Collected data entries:

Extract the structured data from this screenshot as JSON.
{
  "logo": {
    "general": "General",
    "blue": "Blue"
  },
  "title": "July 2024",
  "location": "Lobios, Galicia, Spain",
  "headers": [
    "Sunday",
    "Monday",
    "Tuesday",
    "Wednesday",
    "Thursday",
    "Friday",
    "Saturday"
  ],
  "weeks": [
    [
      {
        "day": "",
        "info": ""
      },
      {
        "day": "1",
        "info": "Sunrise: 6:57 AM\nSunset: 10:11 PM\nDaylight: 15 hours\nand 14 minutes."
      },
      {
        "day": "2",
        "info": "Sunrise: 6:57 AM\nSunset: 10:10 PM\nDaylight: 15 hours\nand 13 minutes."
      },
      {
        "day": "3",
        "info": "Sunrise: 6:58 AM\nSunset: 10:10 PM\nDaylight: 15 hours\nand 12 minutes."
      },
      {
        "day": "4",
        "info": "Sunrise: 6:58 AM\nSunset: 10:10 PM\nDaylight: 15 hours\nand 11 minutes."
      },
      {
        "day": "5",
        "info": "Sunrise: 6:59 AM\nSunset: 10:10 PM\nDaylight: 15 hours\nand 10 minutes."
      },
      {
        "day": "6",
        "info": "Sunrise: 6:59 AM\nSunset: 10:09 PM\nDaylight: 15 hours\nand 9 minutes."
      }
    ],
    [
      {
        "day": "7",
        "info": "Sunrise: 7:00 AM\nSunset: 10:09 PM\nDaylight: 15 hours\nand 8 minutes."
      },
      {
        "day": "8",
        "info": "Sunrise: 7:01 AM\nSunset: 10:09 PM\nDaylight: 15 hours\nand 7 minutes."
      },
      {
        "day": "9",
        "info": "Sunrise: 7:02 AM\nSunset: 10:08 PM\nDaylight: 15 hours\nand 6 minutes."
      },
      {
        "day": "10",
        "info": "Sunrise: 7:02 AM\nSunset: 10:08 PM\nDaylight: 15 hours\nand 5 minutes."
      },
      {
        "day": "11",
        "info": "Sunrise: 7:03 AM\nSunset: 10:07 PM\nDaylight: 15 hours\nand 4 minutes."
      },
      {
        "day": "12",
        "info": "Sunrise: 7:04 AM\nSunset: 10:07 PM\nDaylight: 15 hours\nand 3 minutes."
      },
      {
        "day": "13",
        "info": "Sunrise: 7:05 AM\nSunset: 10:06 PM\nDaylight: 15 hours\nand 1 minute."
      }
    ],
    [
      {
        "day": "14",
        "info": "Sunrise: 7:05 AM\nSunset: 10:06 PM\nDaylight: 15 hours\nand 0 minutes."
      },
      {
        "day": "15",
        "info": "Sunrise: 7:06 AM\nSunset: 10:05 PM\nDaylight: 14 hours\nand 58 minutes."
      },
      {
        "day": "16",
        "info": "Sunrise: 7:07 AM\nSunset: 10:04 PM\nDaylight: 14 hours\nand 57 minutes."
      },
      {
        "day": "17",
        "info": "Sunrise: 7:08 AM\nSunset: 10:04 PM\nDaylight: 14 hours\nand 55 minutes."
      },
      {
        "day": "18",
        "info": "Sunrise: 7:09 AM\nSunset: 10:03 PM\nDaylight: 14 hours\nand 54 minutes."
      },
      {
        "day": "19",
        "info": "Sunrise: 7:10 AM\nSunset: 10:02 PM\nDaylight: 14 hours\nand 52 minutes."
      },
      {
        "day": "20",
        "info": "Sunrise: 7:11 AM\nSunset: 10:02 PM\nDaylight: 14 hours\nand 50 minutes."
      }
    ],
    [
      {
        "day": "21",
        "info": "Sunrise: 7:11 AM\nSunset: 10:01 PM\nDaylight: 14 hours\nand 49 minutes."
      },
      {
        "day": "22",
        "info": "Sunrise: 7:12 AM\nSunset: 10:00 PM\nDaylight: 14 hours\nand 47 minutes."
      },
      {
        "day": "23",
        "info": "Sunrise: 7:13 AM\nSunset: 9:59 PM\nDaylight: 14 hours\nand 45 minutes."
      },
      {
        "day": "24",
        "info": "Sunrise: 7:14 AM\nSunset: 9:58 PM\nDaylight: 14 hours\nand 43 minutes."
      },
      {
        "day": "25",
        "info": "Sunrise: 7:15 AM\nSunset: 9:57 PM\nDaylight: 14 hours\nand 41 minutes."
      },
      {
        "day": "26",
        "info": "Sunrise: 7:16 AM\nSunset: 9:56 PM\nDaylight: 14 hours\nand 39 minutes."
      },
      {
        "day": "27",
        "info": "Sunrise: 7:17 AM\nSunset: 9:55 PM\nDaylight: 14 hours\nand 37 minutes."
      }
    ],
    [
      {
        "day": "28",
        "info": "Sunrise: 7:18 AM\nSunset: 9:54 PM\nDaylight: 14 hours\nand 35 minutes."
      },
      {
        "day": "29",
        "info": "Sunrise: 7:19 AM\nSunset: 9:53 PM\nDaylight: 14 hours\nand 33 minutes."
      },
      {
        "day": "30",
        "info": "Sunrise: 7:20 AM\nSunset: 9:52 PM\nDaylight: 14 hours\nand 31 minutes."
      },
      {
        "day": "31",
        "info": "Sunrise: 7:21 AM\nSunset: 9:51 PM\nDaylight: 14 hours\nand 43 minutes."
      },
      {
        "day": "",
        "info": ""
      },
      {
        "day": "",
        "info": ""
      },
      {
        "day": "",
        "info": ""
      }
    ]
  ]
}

— PROBLEM DESCRIPTION —
Word for word, write out the data.

— SOLUTION TO THIS TASK —
Extract the structured data from this screenshot as JSON.
{
  "logo": {
    "general": "General",
    "blue": "Blue"
  },
  "title": "July 2024",
  "location": "Lobios, Galicia, Spain",
  "headers": [
    "Sunday",
    "Monday",
    "Tuesday",
    "Wednesday",
    "Thursday",
    "Friday",
    "Saturday"
  ],
  "weeks": [
    [
      {
        "day": "",
        "info": ""
      },
      {
        "day": "1",
        "info": "Sunrise: 6:57 AM\nSunset: 10:11 PM\nDaylight: 15 hours\nand 14 minutes."
      },
      {
        "day": "2",
        "info": "Sunrise: 6:57 AM\nSunset: 10:10 PM\nDaylight: 15 hours\nand 13 minutes."
      },
      {
        "day": "3",
        "info": "Sunrise: 6:58 AM\nSunset: 10:10 PM\nDaylight: 15 hours\nand 12 minutes."
      },
      {
        "day": "4",
        "info": "Sunrise: 6:58 AM\nSunset: 10:10 PM\nDaylight: 15 hours\nand 11 minutes."
      },
      {
        "day": "5",
        "info": "Sunrise: 6:59 AM\nSunset: 10:10 PM\nDaylight: 15 hours\nand 10 minutes."
      },
      {
        "day": "6",
        "info": "Sunrise: 6:59 AM\nSunset: 10:09 PM\nDaylight: 15 hours\nand 9 minutes."
      }
    ],
    [
      {
        "day": "7",
        "info": "Sunrise: 7:00 AM\nSunset: 10:09 PM\nDaylight: 15 hours\nand 8 minutes."
      },
      {
        "day": "8",
        "info": "Sunrise: 7:01 AM\nSunset: 10:09 PM\nDaylight: 15 hours\nand 7 minutes."
      },
      {
        "day": "9",
        "info": "Sunrise: 7:02 AM\nSunset: 10:08 PM\nDaylight: 15 hours\nand 6 minutes."
      },
      {
        "day": "10",
        "info": "Sunrise: 7:02 AM\nSunset: 10:08 PM\nDaylight: 15 hours\nand 5 minutes."
      },
      {
        "day": "11",
        "info": "Sunrise: 7:03 AM\nSunset: 10:07 PM\nDaylight: 15 hours\nand 4 minutes."
      },
      {
        "day": "12",
        "info": "Sunrise: 7:04 AM\nSunset: 10:07 PM\nDaylight: 15 hours\nand 3 minutes."
      },
      {
        "day": "13",
        "info": "Sunrise: 7:05 AM\nSunset: 10:06 PM\nDaylight: 15 hours\nand 1 minute."
      }
    ],
    [
      {
        "day": "14",
        "info": "Sunrise: 7:05 AM\nSunset: 10:06 PM\nDaylight: 15 hours\nand 0 minutes."
      },
      {
        "day": "15",
        "info": "Sunrise: 7:06 AM\nSunset: 10:05 PM\nDaylight: 14 hours\nand 58 minutes."
      },
      {
        "day": "16",
        "info": "Sunrise: 7:07 AM\nSunset: 10:04 PM\nDaylight: 14 hours\nand 57 minutes."
      },
      {
        "day": "17",
        "info": "Sunrise: 7:08 AM\nSunset: 10:04 PM\nDaylight: 14 hours\nand 55 minutes."
      },
      {
        "day": "18",
        "info": "Sunrise: 7:09 AM\nSunset: 10:03 PM\nDaylight: 14 hours\nand 54 minutes."
      },
      {
        "day": "19",
        "info": "Sunrise: 7:10 AM\nSunset: 10:02 PM\nDaylight: 14 hours\nand 52 minutes."
      },
      {
        "day": "20",
        "info": "Sunrise: 7:11 AM\nSunset: 10:02 PM\nDaylight: 14 hours\nand 50 minutes."
      }
    ],
    [
      {
        "day": "21",
        "info": "Sunrise: 7:11 AM\nSunset: 10:01 PM\nDaylight: 14 hours\nand 49 minutes."
      },
      {
        "day": "22",
        "info": "Sunrise: 7:12 AM\nSunset: 10:00 PM\nDaylight: 14 hours\nand 47 minutes."
      },
      {
        "day": "23",
        "info": "Sunrise: 7:13 AM\nSunset: 9:59 PM\nDaylight: 14 hours\nand 45 minutes."
      },
      {
        "day": "24",
        "info": "Sunrise: 7:14 AM\nSunset: 9:58 PM\nDaylight: 14 hours\nand 43 minutes."
      },
      {
        "day": "25",
        "info": "Sunrise: 7:15 AM\nSunset: 9:57 PM\nDaylight: 14 hours\nand 41 minutes."
      },
      {
        "day": "26",
        "info": "Sunrise: 7:16 AM\nSunset: 9:56 PM\nDaylight: 14 hours\nand 39 minutes."
      },
      {
        "day": "27",
        "info": "Sunrise: 7:17 AM\nSunset: 9:55 PM\nDaylight: 14 hours\nand 37 minutes."
      }
    ],
    [
      {
        "day": "28",
        "info": "Sunrise: 7:18 AM\nSunset: 9:54 PM\nDaylight: 14 hours\nand 35 minutes."
      },
      {
        "day": "29",
        "info": "Sunrise: 7:19 AM\nSunset: 9:53 PM\nDaylight: 14 hours\nand 33 minutes."
      },
      {
        "day": "30",
        "info": "Sunrise: 7:20 AM\nSunset: 9:52 PM\nDaylight: 14 hours\nand 31 minutes."
      },
      {
        "day": "31",
        "info": "Sunrise: 7:21 AM\nSunset: 9:51 PM\nDaylight: 14 hours\nand 43 minutes."
      },
      {
        "day": "",
        "info": ""
      },
      {
        "day": "",
        "info": ""
      },
      {
        "day": "",
        "info": ""
      }
    ]
  ]
}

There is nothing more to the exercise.